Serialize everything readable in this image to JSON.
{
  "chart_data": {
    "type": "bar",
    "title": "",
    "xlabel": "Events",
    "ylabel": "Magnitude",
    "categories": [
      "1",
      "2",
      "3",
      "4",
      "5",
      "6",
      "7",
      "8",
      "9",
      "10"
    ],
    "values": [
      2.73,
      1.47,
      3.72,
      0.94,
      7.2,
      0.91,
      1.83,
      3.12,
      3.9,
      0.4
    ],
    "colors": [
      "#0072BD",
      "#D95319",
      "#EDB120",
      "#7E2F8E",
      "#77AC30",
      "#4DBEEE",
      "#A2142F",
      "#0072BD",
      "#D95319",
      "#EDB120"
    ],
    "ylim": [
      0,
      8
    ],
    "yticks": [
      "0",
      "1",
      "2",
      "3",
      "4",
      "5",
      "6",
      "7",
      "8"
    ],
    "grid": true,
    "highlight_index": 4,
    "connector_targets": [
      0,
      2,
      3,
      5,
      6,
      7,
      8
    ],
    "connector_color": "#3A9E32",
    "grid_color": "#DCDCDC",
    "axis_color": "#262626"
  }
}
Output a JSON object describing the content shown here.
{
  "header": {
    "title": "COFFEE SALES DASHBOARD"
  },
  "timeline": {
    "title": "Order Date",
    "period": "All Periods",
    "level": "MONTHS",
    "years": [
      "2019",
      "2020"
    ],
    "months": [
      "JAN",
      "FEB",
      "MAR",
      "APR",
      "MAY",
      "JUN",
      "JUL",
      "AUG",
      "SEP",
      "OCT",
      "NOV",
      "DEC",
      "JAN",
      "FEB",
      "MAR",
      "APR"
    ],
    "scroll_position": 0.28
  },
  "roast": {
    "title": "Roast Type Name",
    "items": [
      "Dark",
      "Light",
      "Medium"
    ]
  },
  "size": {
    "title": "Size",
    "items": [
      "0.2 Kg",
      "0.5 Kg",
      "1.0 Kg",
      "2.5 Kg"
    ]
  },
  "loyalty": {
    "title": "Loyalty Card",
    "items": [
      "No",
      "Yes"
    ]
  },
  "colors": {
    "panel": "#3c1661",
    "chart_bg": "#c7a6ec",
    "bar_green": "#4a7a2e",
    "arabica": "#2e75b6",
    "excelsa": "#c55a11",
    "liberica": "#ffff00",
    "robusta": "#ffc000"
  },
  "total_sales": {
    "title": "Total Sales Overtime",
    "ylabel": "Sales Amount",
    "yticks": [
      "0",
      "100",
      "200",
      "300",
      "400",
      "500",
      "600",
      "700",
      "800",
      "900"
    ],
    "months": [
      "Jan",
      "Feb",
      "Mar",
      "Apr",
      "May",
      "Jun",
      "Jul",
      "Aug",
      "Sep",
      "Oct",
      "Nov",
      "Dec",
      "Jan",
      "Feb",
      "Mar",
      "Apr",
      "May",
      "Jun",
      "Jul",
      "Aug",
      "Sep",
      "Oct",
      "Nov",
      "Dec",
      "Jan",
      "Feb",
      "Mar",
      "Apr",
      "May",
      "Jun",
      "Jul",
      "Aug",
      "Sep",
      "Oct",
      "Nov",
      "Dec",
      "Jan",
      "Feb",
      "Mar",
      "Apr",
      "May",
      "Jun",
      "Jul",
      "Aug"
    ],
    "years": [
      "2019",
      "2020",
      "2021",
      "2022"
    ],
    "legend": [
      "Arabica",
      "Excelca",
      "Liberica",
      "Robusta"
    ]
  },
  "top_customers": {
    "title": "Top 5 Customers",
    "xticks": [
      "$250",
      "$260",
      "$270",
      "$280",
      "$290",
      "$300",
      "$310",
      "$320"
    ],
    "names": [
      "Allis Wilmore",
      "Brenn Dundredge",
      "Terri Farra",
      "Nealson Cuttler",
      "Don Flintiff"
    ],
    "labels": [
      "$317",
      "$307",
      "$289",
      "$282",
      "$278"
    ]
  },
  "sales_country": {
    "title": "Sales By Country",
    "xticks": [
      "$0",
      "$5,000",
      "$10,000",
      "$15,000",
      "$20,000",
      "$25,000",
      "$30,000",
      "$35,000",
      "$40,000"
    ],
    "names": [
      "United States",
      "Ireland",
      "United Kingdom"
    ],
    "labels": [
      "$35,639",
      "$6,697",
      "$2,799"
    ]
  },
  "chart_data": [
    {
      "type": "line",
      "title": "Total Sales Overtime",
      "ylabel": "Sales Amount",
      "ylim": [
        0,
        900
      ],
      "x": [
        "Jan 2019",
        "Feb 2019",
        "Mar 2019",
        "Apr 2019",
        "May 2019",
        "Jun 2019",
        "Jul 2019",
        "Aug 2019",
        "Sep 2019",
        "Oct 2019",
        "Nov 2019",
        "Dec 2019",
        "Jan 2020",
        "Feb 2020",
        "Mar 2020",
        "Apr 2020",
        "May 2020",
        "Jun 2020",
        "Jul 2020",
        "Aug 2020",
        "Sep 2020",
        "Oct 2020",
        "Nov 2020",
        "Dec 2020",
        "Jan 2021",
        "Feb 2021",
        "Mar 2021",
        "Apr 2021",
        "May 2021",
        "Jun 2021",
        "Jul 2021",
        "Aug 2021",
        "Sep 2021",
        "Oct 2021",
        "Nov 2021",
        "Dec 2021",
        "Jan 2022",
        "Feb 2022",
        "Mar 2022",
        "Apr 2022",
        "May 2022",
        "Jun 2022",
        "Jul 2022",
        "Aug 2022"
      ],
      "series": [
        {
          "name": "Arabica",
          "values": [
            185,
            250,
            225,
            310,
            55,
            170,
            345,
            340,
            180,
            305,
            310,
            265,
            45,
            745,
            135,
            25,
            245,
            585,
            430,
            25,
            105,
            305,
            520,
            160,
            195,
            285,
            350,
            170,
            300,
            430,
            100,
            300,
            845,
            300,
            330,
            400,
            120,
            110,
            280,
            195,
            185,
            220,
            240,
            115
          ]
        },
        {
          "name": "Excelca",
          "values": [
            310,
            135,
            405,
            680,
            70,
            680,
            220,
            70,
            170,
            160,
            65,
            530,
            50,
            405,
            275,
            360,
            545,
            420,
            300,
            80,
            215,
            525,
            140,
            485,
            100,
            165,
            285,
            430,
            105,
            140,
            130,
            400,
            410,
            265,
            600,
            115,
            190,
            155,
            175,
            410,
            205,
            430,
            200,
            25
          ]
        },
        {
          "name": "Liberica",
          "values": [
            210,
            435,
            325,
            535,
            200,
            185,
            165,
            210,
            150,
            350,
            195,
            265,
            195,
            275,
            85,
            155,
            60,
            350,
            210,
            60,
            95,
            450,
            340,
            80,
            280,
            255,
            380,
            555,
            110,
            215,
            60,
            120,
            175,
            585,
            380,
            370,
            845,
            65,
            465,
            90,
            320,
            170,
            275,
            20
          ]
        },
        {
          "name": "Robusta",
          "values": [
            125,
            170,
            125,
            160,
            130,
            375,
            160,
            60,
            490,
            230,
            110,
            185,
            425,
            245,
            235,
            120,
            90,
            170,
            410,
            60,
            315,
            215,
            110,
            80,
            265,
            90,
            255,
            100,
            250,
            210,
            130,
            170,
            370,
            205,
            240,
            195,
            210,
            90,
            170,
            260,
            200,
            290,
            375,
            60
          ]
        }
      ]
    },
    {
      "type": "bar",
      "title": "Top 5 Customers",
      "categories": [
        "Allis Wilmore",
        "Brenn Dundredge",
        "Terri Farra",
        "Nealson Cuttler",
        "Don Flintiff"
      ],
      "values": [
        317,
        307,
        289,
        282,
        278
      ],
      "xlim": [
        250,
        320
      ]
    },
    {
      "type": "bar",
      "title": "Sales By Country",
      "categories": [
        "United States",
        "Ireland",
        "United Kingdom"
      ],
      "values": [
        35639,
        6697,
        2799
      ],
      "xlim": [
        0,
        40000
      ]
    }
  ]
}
++++++++++
◆ WHAT IS REQUIRED ◆
Copy the records above exactly.

◆ EXERCISE ANSWER ◆
Serialize everything readable in this image to JSON.
{
  "chart_data": {
    "type": "bar",
    "title": "",
    "xlabel": "Events",
    "ylabel": "Magnitude",
    "categories": [
      "1",
      "2",
      "3",
      "4",
      "5",
      "6",
      "7",
      "8",
      "9",
      "10"
    ],
    "values": [
      2.73,
      1.47,
      3.72,
      0.94,
      7.2,
      0.91,
      1.83,
      3.12,
      3.9,
      0.4
    ],
    "colors": [
      "#0072BD",
      "#D95319",
      "#EDB120",
      "#7E2F8E",
      "#77AC30",
      "#4DBEEE",
      "#A2142F",
      "#0072BD",
      "#D95319",
      "#EDB120"
    ],
    "ylim": [
      0,
      8
    ],
    "yticks": [
      "0",
      "1",
      "2",
      "3",
      "4",
      "5",
      "6",
      "7",
      "8"
    ],
    "grid": true,
    "highlight_index": 4,
    "connector_targets": [
      0,
      2,
      3,
      5,
      6,
      7,
      8
    ],
    "connector_color": "#3A9E32",
    "grid_color": "#DCDCDC",
    "axis_color": "#262626"
  }
}
Output a JSON object describing the content shown here.
{
  "header": {
    "title": "COFFEE SALES DASHBOARD"
  },
  "timeline": {
    "title": "Order Date",
    "period": "All Periods",
    "level": "MONTHS",
    "years": [
      "2019",
      "2020"
    ],
    "months": [
      "JAN",
      "FEB",
      "MAR",
      "APR",
      "MAY",
      "JUN",
      "JUL",
      "AUG",
      "SEP",
      "OCT",
      "NOV",
      "DEC",
      "JAN",
      "FEB",
      "MAR",
      "APR"
    ],
    "scroll_position": 0.28
  },
  "roast": {
    "title": "Roast Type Name",
    "items": [
      "Dark",
      "Light",
      "Medium"
    ]
  },
  "size": {
    "title": "Size",
    "items": [
      "0.2 Kg",
      "0.5 Kg",
      "1.0 Kg",
      "2.5 Kg"
    ]
  },
  "loyalty": {
    "title": "Loyalty Card",
    "items": [
      "No",
      "Yes"
    ]
  },
  "colors": {
    "panel": "#3c1661",
    "chart_bg": "#c7a6ec",
    "bar_green": "#4a7a2e",
    "arabica": "#2e75b6",
    "excelsa": "#c55a11",
    "liberica": "#ffff00",
    "robusta": "#ffc000"
  },
  "total_sales": {
    "title": "Total Sales Overtime",
    "ylabel": "Sales Amount",
    "yticks": [
      "0",
      "100",
      "200",
      "300",
      "400",
      "500",
      "600",
      "700",
      "800",
      "900"
    ],
    "months": [
      "Jan",
      "Feb",
      "Mar",
      "Apr",
      "May",
      "Jun",
      "Jul",
      "Aug",
      "Sep",
      "Oct",
      "Nov",
      "Dec",
      "Jan",
      "Feb",
      "Mar",
      "Apr",
      "May",
      "Jun",
      "Jul",
      "Aug",
      "Sep",
      "Oct",
      "Nov",
      "Dec",
      "Jan",
      "Feb",
      "Mar",
      "Apr",
      "May",
      "Jun",
      "Jul",
      "Aug",
      "Sep",
      "Oct",
      "Nov",
      "Dec",
      "Jan",
      "Feb",
      "Mar",
      "Apr",
      "May",
      "Jun",
      "Jul",
      "Aug"
    ],
    "years": [
      "2019",
      "2020",
      "2021",
      "2022"
    ],
    "legend": [
      "Arabica",
      "Excelca",
      "Liberica",
      "Robusta"
    ]
  },
  "top_customers": {
    "title": "Top 5 Customers",
    "xticks": [
      "$250",
      "$260",
      "$270",
      "$280",
      "$290",
      "$300",
      "$310",
      "$320"
    ],
    "names": [
      "Allis Wilmore",
      "Brenn Dundredge",
      "Terri Farra",
      "Nealson Cuttler",
      "Don Flintiff"
    ],
    "labels": [
      "$317",
      "$307",
      "$289",
      "$282",
      "$278"
    ]
  },
  "sales_country": {
    "title": "Sales By Country",
    "xticks": [
      "$0",
      "$5,000",
      "$10,000",
      "$15,000",
      "$20,000",
      "$25,000",
      "$30,000",
      "$35,000",
      "$40,000"
    ],
    "names": [
      "United States",
      "Ireland",
      "United Kingdom"
    ],
    "labels": [
      "$35,639",
      "$6,697",
      "$2,799"
    ]
  },
  "chart_data": [
    {
      "type": "line",
      "title": "Total Sales Overtime",
      "ylabel": "Sales Amount",
      "ylim": [
        0,
        900
      ],
      "x": [
        "Jan 2019",
        "Feb 2019",
        "Mar 2019",
        "Apr 2019",
        "May 2019",
        "Jun 2019",
        "Jul 2019",
        "Aug 2019",
        "Sep 2019",
        "Oct 2019",
        "Nov 2019",
        "Dec 2019",
        "Jan 2020",
        "Feb 2020",
        "Mar 2020",
        "Apr 2020",
        "May 2020",
        "Jun 2020",
        "Jul 2020",
        "Aug 2020",
        "Sep 2020",
        "Oct 2020",
        "Nov 2020",
        "Dec 2020",
        "Jan 2021",
        "Feb 2021",
        "Mar 2021",
        "Apr 2021",
        "May 2021",
        "Jun 2021",
        "Jul 2021",
        "Aug 2021",
        "Sep 2021",
        "Oct 2021",
        "Nov 2021",
        "Dec 2021",
        "Jan 2022",
        "Feb 2022",
        "Mar 2022",
        "Apr 2022",
        "May 2022",
        "Jun 2022",
        "Jul 2022",
        "Aug 2022"
      ],
      "series": [
        {
          "name": "Arabica",
          "values": [
            185,
            250,
            225,
            310,
            55,
            170,
            345,
            340,
            180,
            305,
            310,
            265,
            45,
            745,
            135,
            25,
            245,
            585,
            430,
            25,
            105,
            305,
            520,
            160,
            195,
            285,
            350,
            170,
            300,
            430,
            100,
            300,
            845,
            300,
            330,
            400,
            120,
            110,
            280,
            195,
            185,
            220,
            240,
            115
          ]
        },
        {
          "name": "Excelca",
          "values": [
            310,
            135,
            405,
            680,
            70,
            680,
            220,
            70,
            170,
            160,
            65,
            530,
            50,
            405,
            275,
            360,
            545,
            420,
            300,
            80,
            215,
            525,
            140,
            485,
            100,
            165,
            285,
            430,
            105,
            140,
            130,
            400,
            410,
            265,
            600,
            115,
            190,
            155,
            175,
            410,
            205,
            430,
            200,
            25
          ]
        },
        {
          "name": "Liberica",
          "values": [
            210,
            435,
            325,
            535,
            200,
            185,
            165,
            210,
            150,
            350,
            195,
            265,
            195,
            275,
            85,
            155,
            60,
            350,
            210,
            60,
            95,
            450,
            340,
            80,
            280,
            255,
            380,
            555,
            110,
            215,
            60,
            120,
            175,
            585,
            380,
            370,
            845,
            65,
            465,
            90,
            320,
            170,
            275,
            20
          ]
        },
        {
          "name": "Robusta",
          "values": [
            125,
            170,
            125,
            160,
            130,
            375,
            160,
            60,
            490,
            230,
            110,
            185,
            425,
            245,
            235,
            120,
            90,
            170,
            410,
            60,
            315,
            215,
            110,
            80,
            265,
            90,
            255,
            100,
            250,
            210,
            130,
            170,
            370,
            205,
            240,
            195,
            210,
            90,
            170,
            260,
            200,
            290,
            375,
            60
          ]
        }
      ]
    },
    {
      "type": "bar",
      "title": "Top 5 Customers",
      "categories": [
        "Allis Wilmore",
        "Brenn Dundredge",
        "Terri Farra",
        "Nealson Cuttler",
        "Don Flintiff"
      ],
      "values": [
        317,
        307,
        289,
        282,
        278
      ],
      "xlim": [
        250,
        320
      ]
    },
    {
      "type": "bar",
      "title": "Sales By Country",
      "categories": [
        "United States",
        "Ireland",
        "United Kingdom"
      ],
      "values": [
        35639,
        6697,
        2799
      ],
      "xlim": [
        0,
        40000
      ]
    }
  ]
}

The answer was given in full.